Seitentext:
Bewertung: 4.5 / 5
Seit es heisst, Hollywood denke ernsthaft über ein Remake des Filmklassikers Der Mann mit der Todeskralle nach, denke ich, dass das keine gute Idee ist. Ich bin der Meinung, Bruce Lees (leider nur 4, der unfertige Film zählt hier jetzt mal nicht, trotz Kareem Abdul Jabbar) Filme gelten nicht umsonst als Meilensteine des Action-Kinos und sollten keine Neu-Interpretation erfahren. Sie haben die Art und Weise, wie Kampfsportfilme gedreht werden, revolutioniert, und gelten gemeinhin nach wie vor auch als Blaupause für so manchen bescheuerten Klopperfilm oder Klopperspiel.
Hinzu kommt, dass seine Filme bei aller Brachialität auch immer einen gesellschaftlich relevanten Bezug haben und mal mehr mal weniger gekonnt mit dem Thema Rassismus und Gleichberechtigung (in jeglicher Ausprägung) hausieren gehen. Dabei spiegeln sie auch immer wieder zu großen Teilen den Zeitgeist wieder.
Ein Film, der ganz unverhohlen mit diesem Thema hausieren geht, ist Todesgrüße aus Shanghai. Hierbei handelt es sich um eine Verfilmung eines real stattgefundenen Ereignisses während der japanischen Besatzungszeit Chinas und der Geschichte eines legendären Partisanen-Kämpfers. Der Stoff wurde schon vor und erst nach Bruce Lee diverse Male verfilmt, besonders hervorstechend sind allerdings die beiden Verfilmungen mit Bruce Lee (eben Todesgrüße aus Shanghai) und der eine mit Jet Li (Fist of Legend). Folgender Doppelreview wird beide Filme unahängig und im Vergleich beurteilen, um dann eine Entscheidung bzgl. der Sinnhaftigkeit eines Remakes eines Bruce Lee Filmes (wohlgemerkt nur für mich) zu treffen. Also dann, los gehts (Viel Spass bei der Lektüre):
Todesgrüße aus Shanghai (1972, Bruce Lee)

Aufgaben:
A. Gib den Abschnitt der Rezension zwischen „Hinzu kommt, dass“ und „den Zeitgeist wieder.“ wörtlich wieder, beide Stellen eingeschlossen.
B. Fasse die Rezension in zwei Sätzen zusammen.
C. Beantworte anhand der Rezension:
(i) Welche Bewertung steht zu Beginn?
(ii) Während welcher Zeit spielt das reale Ereignis, das „Todesgrüße aus Shanghai“ verfilmt?
(iii) Aus welchem Jahr stammt „Todesgrüße aus Shanghai“?
Die Auflistung steht in keinem Zusammenhang mit der Rezension.

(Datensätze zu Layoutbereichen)
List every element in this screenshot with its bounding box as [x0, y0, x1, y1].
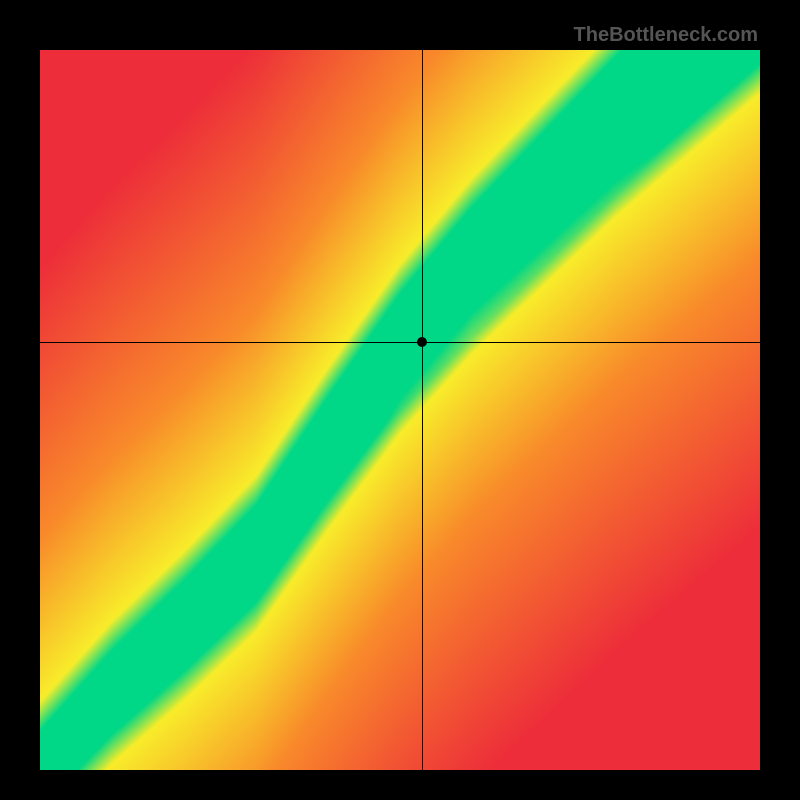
crosshair-vertical: [422, 50, 423, 770]
heatmap-canvas: [40, 50, 760, 770]
watermark-label: TheBottleneck.com: [574, 24, 758, 47]
marker-point: [417, 337, 427, 347]
chart-container: TheBottleneck.com: [20, 20, 780, 780]
heatmap-plot: [40, 50, 760, 770]
crosshair-horizontal: [40, 342, 760, 343]
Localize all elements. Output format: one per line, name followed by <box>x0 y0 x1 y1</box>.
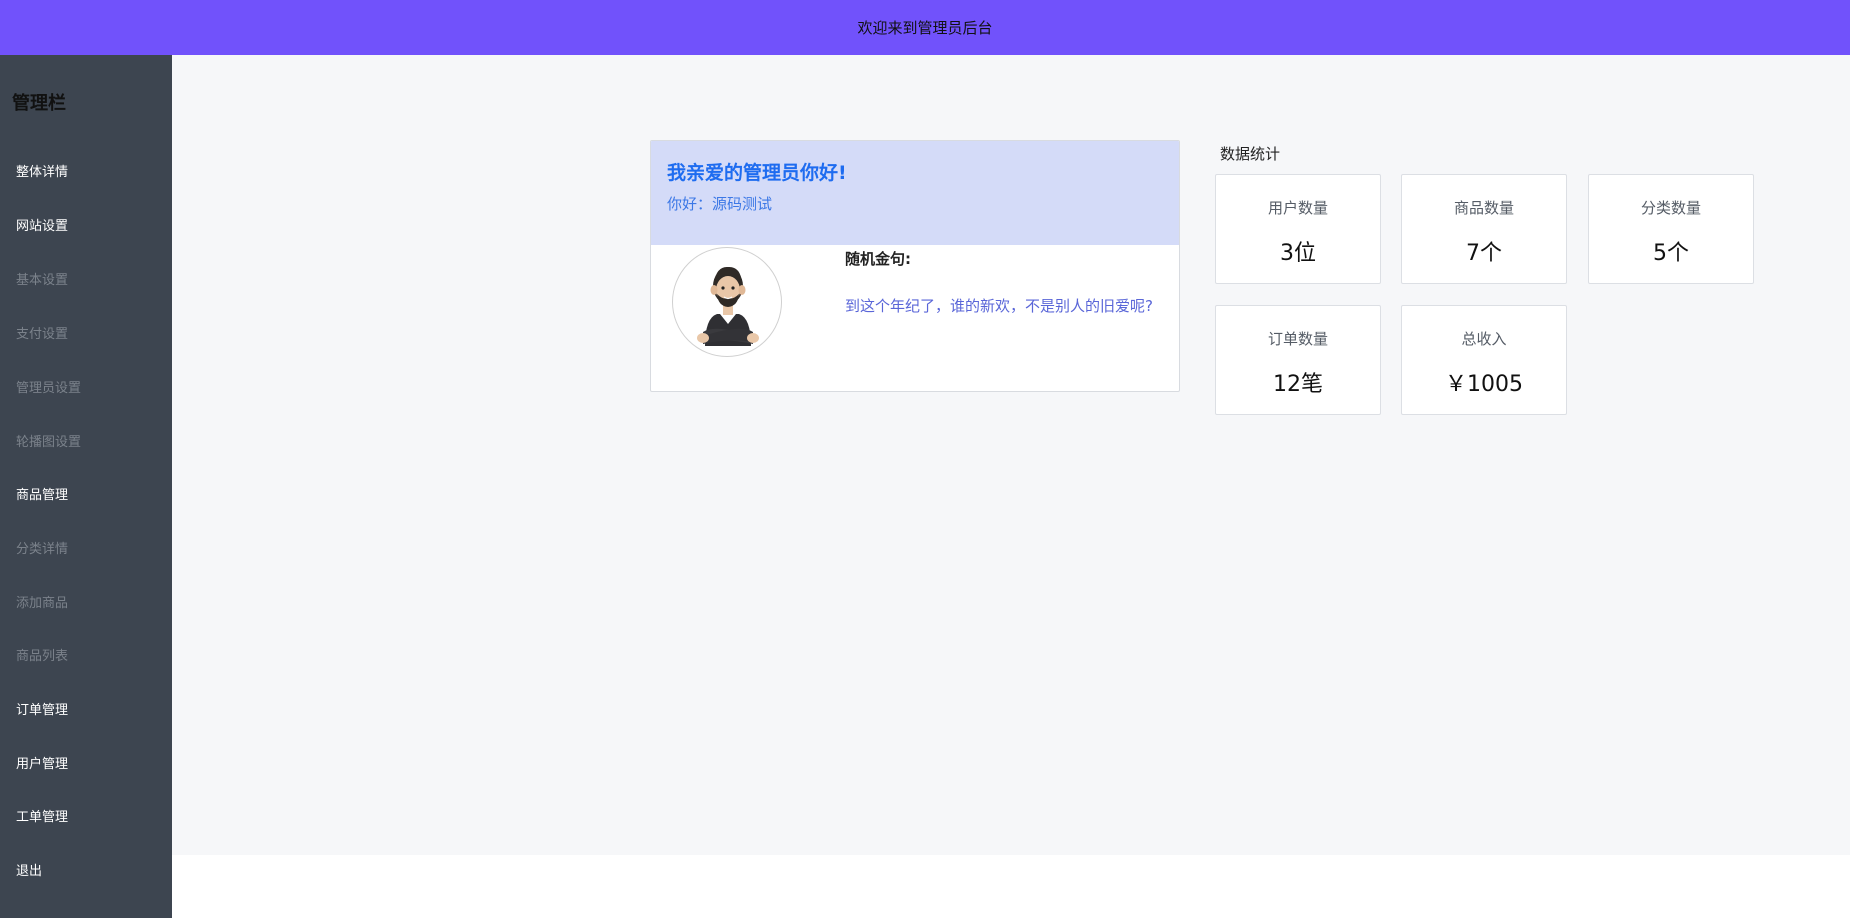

Antworten je Aufgabe:
A.
Hinzu kommt, dass seine Filme bei aller Brachialität auch immer einen gesellschaftlich relevanten Bezug haben und mal mehr mal weniger gekonnt mit dem Thema Rassismus und Gleichberechtigung (in jeglicher Ausprägung) hausieren gehen. Dabei spiegeln sie auch immer wieder zu großen Teilen den Zeitgeist wieder.

B. Die Rezension hält ein Hollywood-Remake von „Der Mann mit der Todeskralle“ für keine gute Idee, weil Bruce Lees Filme als Meilensteine des Action-Kinos gelten, Kampfsportfilme revolutioniert haben und Themen wie Rassismus und Gleichberechtigung aufgreifen. Angekündigt wird ein Doppelreview, der „Todesgrüße aus Shanghai“ mit Bruce Lee und „Fist of Legend“ mit Jet Li einzeln und im Vergleich beurteilt, um über den Sinn eines Remakes zu entscheiden.

C.
(i) 4.5 / 5
(ii) Während der japanischen Besatzungszeit Chinas
(iii) 1972